--- Begin ---

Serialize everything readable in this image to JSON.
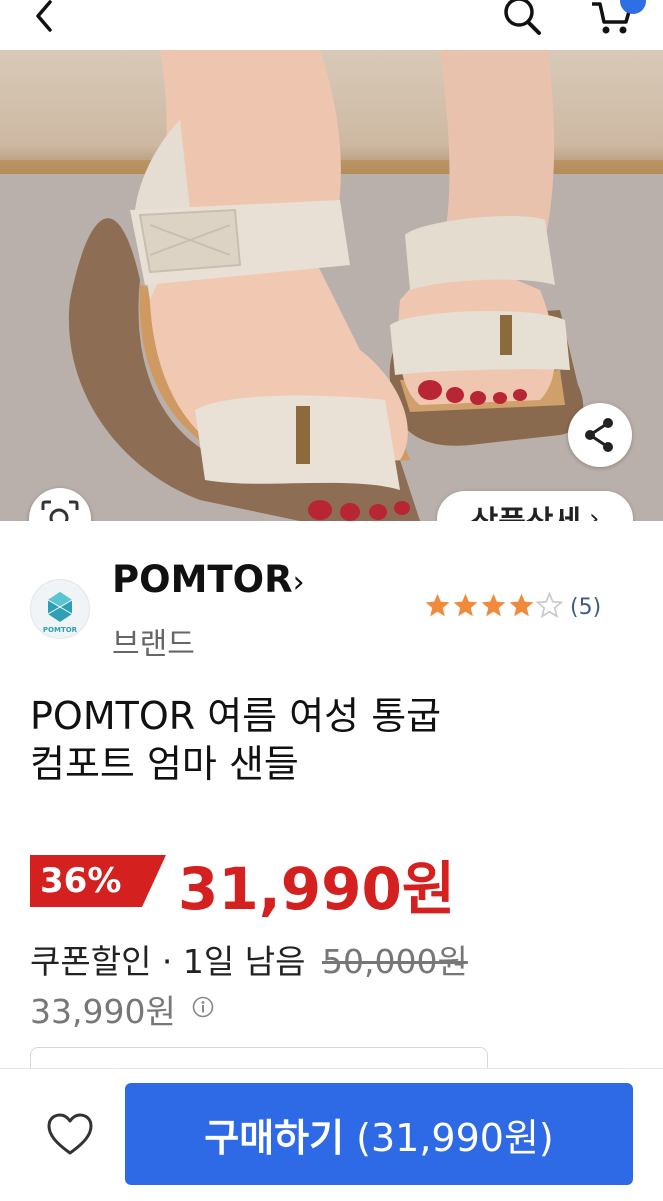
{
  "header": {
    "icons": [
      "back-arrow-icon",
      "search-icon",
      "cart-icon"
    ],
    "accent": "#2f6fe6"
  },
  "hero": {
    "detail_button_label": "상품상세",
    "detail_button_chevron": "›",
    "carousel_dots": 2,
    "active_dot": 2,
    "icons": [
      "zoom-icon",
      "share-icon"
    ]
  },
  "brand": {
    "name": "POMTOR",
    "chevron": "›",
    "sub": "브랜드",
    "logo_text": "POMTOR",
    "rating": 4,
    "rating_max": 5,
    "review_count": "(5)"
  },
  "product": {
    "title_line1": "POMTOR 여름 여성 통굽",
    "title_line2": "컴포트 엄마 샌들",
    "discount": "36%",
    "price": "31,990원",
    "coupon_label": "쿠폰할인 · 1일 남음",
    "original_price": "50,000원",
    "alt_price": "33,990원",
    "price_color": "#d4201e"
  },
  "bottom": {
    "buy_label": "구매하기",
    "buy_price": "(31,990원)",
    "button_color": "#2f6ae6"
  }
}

--- End ---

Written instruction
Copy all the lines of data exactly as they appear, dropping any images.

Result for this task
Serialize everything readable in this image to JSON.
{
  "header": {
    "icons": [
      "back-arrow-icon",
      "search-icon",
      "cart-icon"
    ],
    "accent": "#2f6fe6"
  },
  "hero": {
    "detail_button_label": "상품상세",
    "detail_button_chevron": "›",
    "carousel_dots": 2,
    "active_dot": 2,
    "icons": [
      "zoom-icon",
      "share-icon"
    ]
  },
  "brand": {
    "name": "POMTOR",
    "chevron": "›",
    "sub": "브랜드",
    "logo_text": "POMTOR",
    "rating": 4,
    "rating_max": 5,
    "review_count": "(5)"
  },
  "product": {
    "title_line1": "POMTOR 여름 여성 통굽",
    "title_line2": "컴포트 엄마 샌들",
    "discount": "36%",
    "price": "31,990원",
    "coupon_label": "쿠폰할인 · 1일 남음",
    "original_price": "50,000원",
    "alt_price": "33,990원",
    "price_color": "#d4201e"
  },
  "bottom": {
    "buy_label": "구매하기",
    "buy_price": "(31,990원)",
    "button_color": "#2f6ae6"
  }
}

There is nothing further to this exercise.